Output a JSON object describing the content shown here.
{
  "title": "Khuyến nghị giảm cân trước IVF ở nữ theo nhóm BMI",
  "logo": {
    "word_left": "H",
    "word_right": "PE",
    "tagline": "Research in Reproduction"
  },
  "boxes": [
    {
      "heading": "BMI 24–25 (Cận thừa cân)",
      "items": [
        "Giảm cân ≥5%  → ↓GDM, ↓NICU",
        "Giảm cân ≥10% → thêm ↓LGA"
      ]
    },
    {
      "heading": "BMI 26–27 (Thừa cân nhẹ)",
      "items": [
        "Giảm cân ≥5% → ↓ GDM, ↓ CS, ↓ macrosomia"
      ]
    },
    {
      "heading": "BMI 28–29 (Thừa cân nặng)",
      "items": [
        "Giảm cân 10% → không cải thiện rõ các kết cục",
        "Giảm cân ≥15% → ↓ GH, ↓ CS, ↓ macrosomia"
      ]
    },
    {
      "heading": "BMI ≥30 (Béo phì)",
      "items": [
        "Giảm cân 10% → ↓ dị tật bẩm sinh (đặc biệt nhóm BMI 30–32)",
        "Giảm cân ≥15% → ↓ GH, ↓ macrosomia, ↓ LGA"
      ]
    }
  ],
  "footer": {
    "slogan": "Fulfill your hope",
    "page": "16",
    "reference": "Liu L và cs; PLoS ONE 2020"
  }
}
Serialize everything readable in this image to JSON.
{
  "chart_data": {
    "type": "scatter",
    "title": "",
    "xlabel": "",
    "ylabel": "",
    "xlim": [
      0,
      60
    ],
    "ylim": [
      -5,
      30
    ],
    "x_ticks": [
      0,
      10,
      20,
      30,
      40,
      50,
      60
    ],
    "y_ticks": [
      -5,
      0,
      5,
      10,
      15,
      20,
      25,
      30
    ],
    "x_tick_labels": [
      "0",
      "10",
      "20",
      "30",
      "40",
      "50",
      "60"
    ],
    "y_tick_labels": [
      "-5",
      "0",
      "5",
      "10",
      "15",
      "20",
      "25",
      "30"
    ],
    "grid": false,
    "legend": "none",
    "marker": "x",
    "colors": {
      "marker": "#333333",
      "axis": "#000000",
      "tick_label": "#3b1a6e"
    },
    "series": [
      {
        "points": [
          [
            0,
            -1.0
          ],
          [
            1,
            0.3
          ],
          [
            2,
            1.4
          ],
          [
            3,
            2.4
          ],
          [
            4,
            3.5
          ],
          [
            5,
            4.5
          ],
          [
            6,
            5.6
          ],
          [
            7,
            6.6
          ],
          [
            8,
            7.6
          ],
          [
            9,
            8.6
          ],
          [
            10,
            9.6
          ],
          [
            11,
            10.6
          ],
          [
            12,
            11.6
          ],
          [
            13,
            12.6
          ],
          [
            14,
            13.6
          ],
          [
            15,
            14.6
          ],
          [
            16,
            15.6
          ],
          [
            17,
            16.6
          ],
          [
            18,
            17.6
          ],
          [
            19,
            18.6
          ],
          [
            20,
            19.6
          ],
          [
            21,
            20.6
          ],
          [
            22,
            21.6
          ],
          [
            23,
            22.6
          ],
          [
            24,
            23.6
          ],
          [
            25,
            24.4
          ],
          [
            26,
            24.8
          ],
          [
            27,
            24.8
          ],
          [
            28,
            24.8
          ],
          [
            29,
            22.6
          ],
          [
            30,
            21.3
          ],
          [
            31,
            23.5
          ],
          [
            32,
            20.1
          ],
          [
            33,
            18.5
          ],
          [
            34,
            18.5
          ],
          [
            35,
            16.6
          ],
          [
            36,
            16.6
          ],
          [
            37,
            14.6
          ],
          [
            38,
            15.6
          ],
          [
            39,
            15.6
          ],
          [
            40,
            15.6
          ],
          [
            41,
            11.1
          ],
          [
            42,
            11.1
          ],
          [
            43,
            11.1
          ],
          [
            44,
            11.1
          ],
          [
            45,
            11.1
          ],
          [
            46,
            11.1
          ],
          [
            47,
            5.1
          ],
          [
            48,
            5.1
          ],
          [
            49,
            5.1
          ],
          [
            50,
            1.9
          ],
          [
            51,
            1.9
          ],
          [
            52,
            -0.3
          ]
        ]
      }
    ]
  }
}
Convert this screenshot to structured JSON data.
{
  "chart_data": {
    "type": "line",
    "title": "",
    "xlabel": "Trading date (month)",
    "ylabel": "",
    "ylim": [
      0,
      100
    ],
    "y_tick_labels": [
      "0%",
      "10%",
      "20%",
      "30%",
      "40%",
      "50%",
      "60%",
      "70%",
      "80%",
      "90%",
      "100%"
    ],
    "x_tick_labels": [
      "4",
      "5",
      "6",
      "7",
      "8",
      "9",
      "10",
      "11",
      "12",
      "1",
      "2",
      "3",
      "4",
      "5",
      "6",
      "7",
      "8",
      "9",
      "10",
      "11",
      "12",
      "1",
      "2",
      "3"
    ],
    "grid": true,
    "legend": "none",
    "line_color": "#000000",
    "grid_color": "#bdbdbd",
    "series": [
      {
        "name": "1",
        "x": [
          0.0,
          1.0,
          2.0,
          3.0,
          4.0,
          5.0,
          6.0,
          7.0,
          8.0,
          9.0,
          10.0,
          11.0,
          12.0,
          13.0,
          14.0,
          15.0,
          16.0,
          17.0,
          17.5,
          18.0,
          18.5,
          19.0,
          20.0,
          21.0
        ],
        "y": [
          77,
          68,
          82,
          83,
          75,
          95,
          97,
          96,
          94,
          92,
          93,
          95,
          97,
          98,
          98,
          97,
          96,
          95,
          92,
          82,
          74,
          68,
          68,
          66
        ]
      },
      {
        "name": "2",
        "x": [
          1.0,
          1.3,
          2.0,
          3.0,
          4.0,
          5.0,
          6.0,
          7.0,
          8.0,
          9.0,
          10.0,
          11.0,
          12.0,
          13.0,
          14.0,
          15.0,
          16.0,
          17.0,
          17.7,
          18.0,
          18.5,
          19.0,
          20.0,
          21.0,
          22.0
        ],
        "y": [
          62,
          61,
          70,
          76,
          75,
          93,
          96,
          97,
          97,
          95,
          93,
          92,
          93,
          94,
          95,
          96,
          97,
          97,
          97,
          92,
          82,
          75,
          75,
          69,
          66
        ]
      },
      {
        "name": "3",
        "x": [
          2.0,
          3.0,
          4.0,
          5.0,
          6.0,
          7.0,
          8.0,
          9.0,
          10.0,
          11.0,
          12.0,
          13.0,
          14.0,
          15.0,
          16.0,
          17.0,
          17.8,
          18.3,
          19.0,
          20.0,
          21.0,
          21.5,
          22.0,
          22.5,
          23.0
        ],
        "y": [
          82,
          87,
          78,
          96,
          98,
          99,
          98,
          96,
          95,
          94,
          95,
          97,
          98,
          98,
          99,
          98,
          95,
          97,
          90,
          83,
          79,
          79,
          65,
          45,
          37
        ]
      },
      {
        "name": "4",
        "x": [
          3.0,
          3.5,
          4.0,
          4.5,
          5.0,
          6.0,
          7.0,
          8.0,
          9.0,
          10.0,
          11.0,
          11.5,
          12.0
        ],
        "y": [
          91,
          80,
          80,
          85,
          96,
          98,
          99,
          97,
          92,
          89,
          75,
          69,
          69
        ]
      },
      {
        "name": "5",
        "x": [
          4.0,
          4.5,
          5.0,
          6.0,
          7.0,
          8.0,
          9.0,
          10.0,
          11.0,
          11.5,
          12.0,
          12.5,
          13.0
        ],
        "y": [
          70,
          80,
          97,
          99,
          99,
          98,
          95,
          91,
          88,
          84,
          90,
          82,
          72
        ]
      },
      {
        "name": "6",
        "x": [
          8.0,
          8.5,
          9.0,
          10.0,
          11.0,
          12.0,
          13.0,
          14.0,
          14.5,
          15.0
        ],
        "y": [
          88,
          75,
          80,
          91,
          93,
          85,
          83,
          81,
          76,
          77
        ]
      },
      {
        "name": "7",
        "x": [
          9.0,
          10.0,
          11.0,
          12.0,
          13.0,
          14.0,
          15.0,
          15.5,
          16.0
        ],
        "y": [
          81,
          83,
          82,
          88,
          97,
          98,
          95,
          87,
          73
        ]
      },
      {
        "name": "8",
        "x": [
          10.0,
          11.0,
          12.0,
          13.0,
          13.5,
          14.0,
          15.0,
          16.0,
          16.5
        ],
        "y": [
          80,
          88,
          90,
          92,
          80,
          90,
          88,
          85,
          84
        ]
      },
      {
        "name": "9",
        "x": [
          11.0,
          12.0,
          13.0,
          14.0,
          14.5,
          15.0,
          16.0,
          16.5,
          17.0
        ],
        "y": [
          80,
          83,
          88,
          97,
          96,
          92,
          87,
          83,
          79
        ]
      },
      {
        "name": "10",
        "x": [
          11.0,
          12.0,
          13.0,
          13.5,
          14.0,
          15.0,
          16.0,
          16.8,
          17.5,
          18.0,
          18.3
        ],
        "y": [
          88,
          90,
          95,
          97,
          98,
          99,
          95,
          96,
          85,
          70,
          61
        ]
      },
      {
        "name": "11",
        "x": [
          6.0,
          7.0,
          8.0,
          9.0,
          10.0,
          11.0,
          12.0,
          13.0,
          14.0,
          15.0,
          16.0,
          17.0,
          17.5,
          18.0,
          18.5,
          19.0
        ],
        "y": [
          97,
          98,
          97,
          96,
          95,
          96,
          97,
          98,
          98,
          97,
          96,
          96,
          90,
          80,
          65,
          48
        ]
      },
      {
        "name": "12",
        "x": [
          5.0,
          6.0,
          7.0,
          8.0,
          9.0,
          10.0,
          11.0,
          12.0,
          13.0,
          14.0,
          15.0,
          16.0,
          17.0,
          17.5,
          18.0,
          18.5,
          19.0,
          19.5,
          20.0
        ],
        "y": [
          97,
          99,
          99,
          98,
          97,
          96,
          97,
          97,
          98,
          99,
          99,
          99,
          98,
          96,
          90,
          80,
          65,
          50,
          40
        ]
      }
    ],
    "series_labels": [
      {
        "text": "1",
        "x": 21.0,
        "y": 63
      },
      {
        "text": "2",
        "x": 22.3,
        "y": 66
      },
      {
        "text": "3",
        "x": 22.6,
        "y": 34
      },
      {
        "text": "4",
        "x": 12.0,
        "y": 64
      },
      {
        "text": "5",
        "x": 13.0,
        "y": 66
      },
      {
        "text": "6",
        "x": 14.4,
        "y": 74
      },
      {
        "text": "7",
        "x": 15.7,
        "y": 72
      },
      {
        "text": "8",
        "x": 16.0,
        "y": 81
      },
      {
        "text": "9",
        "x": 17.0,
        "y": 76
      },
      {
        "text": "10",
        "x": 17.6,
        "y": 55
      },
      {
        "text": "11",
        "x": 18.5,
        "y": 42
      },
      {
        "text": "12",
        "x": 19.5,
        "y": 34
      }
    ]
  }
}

※ ※ ※

> WHAT THE EXERCISE ASKS
Return every line from the records above that holds the word "macrosomia".

> TASK OUTPUT
        "Giảm cân ≥5% → ↓ GDM, ↓ CS, ↓ macrosomia"
        "Giảm cân ≥15% → ↓ GH, ↓ CS, ↓ macrosomia"
        "Giảm cân ≥15% → ↓ GH, ↓ macrosomia, ↓ LGA"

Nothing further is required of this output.